▸ Supplied records:
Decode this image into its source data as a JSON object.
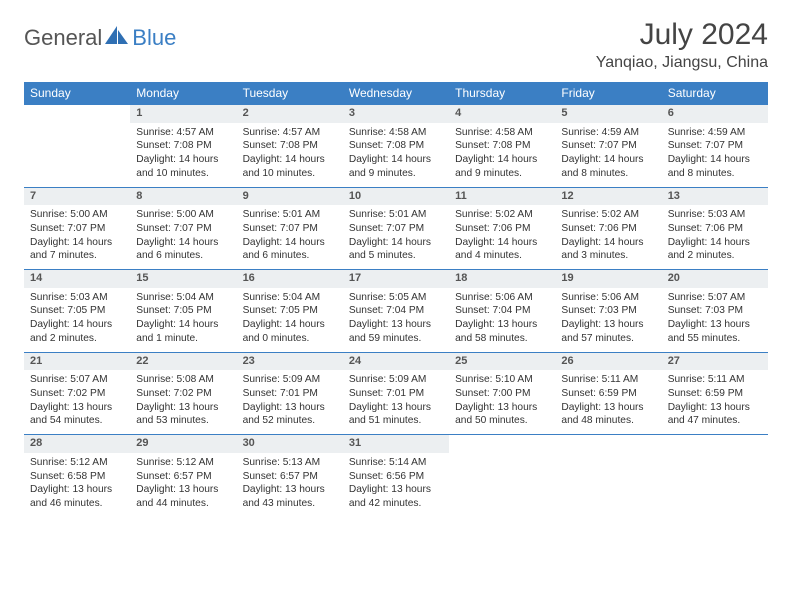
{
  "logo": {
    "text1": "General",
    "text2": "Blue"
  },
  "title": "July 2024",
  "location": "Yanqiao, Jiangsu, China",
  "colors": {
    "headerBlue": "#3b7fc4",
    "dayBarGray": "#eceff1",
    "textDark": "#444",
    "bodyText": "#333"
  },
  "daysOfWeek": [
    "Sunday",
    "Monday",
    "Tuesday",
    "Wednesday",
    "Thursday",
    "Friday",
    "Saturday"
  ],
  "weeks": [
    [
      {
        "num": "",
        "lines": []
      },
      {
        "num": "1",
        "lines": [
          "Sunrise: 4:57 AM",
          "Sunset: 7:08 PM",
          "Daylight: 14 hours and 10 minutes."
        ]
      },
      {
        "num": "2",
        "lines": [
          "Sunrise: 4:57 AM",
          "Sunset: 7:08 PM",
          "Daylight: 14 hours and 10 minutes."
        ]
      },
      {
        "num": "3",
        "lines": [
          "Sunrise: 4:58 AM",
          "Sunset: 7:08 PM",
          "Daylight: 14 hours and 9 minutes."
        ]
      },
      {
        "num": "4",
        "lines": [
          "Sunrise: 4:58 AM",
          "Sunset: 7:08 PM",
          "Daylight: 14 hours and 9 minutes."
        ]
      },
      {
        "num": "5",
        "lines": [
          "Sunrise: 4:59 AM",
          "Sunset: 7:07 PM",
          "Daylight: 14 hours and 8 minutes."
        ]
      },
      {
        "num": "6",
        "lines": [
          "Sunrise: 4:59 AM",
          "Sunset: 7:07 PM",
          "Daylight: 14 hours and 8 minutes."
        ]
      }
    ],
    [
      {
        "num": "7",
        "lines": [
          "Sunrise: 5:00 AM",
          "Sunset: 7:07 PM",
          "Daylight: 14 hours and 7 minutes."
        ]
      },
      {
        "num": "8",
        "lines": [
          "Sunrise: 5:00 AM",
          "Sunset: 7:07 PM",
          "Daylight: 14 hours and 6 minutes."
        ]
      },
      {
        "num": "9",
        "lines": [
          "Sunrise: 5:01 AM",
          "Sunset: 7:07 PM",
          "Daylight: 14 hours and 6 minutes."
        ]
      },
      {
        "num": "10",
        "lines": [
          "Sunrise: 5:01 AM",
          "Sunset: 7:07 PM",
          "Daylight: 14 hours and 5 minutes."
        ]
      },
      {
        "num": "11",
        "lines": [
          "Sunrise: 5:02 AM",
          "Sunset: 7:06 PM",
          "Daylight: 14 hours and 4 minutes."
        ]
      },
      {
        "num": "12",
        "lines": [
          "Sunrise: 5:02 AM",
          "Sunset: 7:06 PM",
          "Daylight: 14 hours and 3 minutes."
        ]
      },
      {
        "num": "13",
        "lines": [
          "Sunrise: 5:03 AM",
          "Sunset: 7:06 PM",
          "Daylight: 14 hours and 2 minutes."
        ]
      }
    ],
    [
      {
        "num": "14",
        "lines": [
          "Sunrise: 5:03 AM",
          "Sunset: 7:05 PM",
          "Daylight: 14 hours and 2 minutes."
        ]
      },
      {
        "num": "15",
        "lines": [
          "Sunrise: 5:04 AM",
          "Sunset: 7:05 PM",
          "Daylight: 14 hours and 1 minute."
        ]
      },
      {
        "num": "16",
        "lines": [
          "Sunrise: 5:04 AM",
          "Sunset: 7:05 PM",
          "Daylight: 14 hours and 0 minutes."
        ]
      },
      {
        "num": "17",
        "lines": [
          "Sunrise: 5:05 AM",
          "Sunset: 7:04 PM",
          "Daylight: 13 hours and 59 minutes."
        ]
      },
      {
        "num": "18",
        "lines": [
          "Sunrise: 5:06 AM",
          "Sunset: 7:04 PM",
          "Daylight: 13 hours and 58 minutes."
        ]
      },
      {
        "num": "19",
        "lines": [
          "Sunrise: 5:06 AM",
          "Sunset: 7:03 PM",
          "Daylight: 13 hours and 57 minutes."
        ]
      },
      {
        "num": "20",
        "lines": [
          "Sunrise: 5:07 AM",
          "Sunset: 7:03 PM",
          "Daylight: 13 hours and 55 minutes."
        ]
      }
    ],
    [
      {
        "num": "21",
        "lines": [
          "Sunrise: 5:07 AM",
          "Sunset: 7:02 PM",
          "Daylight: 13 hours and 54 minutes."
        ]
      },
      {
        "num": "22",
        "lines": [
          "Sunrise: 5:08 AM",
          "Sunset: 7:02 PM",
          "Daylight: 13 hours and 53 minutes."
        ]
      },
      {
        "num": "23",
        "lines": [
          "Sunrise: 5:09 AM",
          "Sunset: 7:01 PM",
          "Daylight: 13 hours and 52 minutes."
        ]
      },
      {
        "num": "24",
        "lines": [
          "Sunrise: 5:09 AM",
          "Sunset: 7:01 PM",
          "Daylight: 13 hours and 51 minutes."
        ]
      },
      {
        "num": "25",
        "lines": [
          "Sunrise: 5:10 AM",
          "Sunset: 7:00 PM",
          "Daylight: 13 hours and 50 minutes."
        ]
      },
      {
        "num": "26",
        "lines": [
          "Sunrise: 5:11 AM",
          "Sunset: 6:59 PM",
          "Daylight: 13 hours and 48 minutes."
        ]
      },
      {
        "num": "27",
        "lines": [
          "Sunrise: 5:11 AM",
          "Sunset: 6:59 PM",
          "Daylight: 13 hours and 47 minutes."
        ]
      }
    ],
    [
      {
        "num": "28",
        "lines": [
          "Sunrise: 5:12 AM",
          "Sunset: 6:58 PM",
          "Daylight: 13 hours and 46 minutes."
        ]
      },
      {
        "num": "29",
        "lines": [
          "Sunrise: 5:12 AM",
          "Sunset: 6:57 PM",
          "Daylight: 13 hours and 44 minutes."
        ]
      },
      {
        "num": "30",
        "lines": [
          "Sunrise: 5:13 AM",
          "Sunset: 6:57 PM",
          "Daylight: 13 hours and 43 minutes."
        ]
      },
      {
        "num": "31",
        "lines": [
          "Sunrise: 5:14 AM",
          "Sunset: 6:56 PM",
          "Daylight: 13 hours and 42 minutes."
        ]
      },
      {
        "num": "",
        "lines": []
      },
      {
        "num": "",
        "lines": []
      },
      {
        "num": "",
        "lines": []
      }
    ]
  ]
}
--
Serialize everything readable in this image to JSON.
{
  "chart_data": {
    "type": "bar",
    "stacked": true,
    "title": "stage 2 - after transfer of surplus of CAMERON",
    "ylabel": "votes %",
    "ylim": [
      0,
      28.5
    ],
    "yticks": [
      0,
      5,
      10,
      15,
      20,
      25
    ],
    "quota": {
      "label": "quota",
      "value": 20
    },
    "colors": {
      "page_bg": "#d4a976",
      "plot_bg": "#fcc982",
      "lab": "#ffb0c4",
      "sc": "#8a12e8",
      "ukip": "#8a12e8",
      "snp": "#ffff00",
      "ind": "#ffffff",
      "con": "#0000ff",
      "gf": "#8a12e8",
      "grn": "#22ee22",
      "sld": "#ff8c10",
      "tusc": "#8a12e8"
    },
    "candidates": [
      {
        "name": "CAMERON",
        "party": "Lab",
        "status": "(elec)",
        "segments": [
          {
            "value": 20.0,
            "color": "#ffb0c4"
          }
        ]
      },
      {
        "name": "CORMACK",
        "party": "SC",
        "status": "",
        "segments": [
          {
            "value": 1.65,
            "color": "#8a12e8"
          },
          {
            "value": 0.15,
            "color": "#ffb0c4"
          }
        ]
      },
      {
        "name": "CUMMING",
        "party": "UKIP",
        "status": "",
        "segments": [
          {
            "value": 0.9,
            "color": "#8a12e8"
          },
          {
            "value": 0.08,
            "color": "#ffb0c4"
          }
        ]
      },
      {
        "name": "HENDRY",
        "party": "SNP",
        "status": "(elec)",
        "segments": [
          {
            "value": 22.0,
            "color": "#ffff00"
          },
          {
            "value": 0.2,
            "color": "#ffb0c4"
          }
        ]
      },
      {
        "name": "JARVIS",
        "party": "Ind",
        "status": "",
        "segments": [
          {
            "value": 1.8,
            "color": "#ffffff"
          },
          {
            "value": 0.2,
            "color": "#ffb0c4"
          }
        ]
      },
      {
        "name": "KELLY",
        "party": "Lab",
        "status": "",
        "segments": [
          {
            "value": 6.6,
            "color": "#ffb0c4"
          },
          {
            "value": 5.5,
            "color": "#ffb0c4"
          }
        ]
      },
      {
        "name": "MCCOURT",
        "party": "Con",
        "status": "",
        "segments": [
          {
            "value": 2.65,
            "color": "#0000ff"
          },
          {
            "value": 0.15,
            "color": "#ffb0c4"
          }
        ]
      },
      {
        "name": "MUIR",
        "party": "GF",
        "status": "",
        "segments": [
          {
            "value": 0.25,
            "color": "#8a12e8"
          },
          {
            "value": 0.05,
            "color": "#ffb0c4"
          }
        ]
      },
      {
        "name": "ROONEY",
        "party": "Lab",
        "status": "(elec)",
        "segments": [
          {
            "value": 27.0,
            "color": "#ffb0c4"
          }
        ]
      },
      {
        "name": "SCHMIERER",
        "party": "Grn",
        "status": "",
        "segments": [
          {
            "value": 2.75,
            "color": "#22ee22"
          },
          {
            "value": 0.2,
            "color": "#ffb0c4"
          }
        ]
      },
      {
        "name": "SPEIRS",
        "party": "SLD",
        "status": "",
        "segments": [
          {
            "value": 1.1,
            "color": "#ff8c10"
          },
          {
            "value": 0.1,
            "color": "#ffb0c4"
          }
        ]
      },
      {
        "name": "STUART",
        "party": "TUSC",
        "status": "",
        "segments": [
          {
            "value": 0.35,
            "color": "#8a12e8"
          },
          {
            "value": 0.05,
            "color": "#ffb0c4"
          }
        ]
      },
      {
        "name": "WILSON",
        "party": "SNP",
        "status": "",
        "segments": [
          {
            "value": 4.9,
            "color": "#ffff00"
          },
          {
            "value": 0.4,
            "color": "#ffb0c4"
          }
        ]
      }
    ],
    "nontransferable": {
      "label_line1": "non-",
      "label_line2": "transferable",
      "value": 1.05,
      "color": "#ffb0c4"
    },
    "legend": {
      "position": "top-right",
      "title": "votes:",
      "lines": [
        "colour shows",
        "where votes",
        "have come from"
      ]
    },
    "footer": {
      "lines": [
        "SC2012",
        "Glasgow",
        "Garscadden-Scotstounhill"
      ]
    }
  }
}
* * *
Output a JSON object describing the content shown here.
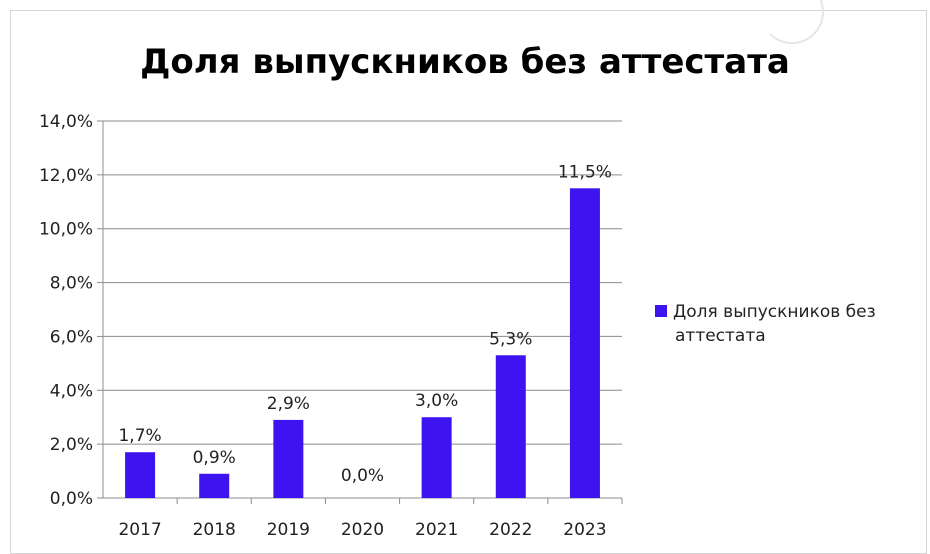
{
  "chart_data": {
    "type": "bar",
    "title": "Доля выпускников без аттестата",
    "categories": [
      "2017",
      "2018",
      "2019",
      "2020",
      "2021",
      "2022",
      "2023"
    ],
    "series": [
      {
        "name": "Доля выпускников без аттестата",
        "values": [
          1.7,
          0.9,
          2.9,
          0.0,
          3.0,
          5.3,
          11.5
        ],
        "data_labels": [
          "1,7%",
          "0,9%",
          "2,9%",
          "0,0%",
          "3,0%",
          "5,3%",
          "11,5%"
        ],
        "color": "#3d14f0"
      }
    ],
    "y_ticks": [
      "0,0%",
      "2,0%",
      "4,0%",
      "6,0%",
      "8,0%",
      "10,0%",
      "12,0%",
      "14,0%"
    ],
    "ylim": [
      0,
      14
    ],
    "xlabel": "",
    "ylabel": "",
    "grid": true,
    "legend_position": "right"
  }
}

▸ Given request: Scan the listing above. Gather each line that contains the word "Доля".

▸ Task output:
    "title": "Доля выпускников без аттестата",
        "name": "Доля выпускников без аттестата",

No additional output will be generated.